• [Collected data]

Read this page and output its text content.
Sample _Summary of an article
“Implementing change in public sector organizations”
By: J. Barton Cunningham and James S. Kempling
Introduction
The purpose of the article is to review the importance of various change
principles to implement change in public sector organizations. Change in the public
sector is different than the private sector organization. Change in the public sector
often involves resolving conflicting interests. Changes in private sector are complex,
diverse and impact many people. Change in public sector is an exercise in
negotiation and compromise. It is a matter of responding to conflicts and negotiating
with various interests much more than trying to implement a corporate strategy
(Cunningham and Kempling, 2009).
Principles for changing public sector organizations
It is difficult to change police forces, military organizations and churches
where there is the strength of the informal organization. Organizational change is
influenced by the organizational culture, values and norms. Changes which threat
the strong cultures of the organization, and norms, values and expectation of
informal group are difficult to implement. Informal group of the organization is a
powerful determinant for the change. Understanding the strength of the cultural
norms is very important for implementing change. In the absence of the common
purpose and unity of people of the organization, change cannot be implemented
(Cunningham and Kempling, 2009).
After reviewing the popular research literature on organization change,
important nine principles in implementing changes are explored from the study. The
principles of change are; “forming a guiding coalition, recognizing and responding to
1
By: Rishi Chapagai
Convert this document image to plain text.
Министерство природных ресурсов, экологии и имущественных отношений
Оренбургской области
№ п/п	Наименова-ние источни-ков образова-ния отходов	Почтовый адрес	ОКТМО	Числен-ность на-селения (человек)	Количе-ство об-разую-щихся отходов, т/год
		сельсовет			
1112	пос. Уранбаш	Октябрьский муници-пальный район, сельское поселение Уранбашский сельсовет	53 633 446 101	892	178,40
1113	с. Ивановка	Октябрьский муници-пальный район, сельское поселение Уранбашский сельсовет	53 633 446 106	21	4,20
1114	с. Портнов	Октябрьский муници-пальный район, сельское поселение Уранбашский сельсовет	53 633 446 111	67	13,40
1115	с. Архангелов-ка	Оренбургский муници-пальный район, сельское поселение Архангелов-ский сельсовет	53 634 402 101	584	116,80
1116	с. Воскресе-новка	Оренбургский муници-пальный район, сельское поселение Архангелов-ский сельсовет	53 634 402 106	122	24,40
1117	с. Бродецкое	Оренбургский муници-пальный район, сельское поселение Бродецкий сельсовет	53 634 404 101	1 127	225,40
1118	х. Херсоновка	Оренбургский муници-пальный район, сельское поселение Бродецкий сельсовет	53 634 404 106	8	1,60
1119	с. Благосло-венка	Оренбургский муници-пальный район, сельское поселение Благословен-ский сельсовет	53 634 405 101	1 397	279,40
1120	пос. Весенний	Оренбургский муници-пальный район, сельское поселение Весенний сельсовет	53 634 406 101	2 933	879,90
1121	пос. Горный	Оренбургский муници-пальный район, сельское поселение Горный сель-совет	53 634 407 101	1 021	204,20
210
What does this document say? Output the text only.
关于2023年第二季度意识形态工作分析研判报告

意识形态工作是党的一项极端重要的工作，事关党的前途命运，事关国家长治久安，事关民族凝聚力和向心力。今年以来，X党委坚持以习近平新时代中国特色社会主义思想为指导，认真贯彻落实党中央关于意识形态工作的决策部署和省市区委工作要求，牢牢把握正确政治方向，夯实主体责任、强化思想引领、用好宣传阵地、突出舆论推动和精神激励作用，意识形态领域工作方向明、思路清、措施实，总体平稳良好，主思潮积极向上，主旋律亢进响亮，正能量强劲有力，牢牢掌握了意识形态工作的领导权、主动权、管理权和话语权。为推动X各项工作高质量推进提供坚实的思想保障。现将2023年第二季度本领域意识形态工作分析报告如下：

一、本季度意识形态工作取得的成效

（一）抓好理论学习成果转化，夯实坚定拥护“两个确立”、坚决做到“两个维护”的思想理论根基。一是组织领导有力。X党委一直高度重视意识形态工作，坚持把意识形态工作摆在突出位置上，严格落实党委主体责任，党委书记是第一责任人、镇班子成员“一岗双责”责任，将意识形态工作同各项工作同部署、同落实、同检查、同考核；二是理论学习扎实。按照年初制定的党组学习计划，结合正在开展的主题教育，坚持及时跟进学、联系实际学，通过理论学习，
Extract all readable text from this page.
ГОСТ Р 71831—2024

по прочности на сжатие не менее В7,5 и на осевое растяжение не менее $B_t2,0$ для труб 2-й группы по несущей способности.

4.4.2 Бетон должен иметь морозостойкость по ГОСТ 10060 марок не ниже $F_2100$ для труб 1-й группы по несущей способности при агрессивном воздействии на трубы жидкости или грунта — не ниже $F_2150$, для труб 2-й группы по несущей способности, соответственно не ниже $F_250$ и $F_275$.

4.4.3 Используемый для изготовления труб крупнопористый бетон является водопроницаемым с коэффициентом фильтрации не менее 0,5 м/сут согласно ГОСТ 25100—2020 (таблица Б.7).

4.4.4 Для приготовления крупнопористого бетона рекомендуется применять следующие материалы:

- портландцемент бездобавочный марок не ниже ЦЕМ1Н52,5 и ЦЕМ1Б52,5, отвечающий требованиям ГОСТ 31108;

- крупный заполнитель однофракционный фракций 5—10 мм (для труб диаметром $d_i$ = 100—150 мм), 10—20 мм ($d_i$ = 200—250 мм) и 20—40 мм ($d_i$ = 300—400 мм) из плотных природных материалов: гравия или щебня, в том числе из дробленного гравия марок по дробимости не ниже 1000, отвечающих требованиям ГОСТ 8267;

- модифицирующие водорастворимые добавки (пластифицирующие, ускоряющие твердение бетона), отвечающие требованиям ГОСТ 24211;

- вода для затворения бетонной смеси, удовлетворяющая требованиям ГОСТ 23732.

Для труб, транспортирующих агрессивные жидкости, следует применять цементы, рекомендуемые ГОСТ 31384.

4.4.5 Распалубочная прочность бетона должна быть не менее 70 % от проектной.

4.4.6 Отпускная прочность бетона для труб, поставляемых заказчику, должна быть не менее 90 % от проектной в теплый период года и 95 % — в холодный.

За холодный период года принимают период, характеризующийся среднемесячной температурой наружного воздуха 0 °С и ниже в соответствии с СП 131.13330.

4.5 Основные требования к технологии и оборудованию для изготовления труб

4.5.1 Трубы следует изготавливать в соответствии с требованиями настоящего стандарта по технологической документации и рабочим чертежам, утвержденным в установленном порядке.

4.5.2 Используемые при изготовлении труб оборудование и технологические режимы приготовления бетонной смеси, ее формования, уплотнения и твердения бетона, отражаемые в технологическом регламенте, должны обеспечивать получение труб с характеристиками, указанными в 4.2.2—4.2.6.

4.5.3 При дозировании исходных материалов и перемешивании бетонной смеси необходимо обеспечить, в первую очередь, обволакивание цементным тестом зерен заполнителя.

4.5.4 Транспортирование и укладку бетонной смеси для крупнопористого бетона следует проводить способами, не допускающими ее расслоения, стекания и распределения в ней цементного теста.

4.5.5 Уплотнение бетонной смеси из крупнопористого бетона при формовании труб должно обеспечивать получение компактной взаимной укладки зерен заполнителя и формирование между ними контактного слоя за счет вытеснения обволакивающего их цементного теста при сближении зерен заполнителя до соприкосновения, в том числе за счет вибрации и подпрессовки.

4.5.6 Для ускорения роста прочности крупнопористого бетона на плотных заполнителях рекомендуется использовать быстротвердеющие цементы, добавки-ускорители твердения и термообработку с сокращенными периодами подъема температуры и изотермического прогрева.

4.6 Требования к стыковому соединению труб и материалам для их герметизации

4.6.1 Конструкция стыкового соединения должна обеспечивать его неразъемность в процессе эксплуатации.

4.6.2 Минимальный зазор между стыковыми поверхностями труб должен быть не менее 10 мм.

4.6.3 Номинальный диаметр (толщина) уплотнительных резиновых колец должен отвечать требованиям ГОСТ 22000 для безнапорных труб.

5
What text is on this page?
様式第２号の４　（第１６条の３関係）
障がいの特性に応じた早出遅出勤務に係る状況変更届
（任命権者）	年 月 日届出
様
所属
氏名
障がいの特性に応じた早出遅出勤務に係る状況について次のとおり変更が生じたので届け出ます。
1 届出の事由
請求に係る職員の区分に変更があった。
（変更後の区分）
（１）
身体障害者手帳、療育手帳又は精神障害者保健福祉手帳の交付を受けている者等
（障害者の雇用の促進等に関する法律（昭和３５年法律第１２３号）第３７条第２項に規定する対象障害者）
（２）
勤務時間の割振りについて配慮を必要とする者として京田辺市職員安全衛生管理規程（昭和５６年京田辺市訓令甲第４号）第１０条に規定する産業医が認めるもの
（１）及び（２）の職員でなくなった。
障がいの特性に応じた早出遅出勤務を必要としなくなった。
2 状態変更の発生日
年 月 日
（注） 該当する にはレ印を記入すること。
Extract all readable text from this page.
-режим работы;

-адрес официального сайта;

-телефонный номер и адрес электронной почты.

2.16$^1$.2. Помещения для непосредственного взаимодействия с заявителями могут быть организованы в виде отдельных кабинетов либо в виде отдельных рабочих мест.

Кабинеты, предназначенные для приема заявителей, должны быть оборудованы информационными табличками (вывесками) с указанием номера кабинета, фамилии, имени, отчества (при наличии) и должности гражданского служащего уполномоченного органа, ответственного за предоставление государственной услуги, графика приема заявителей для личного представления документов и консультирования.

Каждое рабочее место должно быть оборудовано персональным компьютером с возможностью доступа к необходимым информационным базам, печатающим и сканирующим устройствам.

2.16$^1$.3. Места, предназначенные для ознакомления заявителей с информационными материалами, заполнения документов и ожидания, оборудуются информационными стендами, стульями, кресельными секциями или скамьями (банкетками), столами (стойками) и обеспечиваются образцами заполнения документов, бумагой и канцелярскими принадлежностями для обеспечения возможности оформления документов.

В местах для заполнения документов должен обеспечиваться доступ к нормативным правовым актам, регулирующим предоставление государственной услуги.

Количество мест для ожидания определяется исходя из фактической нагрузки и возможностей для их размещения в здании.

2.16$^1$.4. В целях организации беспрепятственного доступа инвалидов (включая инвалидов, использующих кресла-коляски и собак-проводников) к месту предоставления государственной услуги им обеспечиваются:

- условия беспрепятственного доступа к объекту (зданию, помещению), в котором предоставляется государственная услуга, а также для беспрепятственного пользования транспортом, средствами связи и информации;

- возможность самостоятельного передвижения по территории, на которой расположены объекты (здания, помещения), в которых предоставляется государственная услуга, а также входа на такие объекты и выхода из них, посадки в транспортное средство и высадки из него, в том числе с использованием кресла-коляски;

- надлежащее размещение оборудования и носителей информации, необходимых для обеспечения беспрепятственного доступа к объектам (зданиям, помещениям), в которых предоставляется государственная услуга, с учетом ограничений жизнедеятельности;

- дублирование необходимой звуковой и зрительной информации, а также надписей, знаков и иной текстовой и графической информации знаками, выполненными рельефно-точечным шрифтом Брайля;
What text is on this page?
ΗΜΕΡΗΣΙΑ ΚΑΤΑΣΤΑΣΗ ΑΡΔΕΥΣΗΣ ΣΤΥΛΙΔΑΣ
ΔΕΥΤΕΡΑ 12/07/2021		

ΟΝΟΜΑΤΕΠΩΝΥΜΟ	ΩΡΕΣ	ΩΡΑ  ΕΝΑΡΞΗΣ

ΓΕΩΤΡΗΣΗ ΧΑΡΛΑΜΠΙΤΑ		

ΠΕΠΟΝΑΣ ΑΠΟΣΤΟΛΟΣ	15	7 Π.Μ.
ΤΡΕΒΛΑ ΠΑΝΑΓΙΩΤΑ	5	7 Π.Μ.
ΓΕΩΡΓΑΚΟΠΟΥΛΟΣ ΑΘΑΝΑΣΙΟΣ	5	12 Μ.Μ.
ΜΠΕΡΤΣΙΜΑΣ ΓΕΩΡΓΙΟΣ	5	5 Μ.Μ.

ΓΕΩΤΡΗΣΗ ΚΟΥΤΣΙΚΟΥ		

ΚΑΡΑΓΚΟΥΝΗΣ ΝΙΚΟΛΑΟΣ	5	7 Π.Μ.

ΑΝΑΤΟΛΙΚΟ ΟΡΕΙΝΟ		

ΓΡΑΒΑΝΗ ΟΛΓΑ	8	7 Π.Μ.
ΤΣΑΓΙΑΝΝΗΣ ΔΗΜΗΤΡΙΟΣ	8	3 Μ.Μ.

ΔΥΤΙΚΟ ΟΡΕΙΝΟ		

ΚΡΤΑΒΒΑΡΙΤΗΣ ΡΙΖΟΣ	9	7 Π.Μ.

• [Stated task]
Determine the number of lines in the data that contain "заявителей" as a word or string, and state only that number.

• [Reply]
2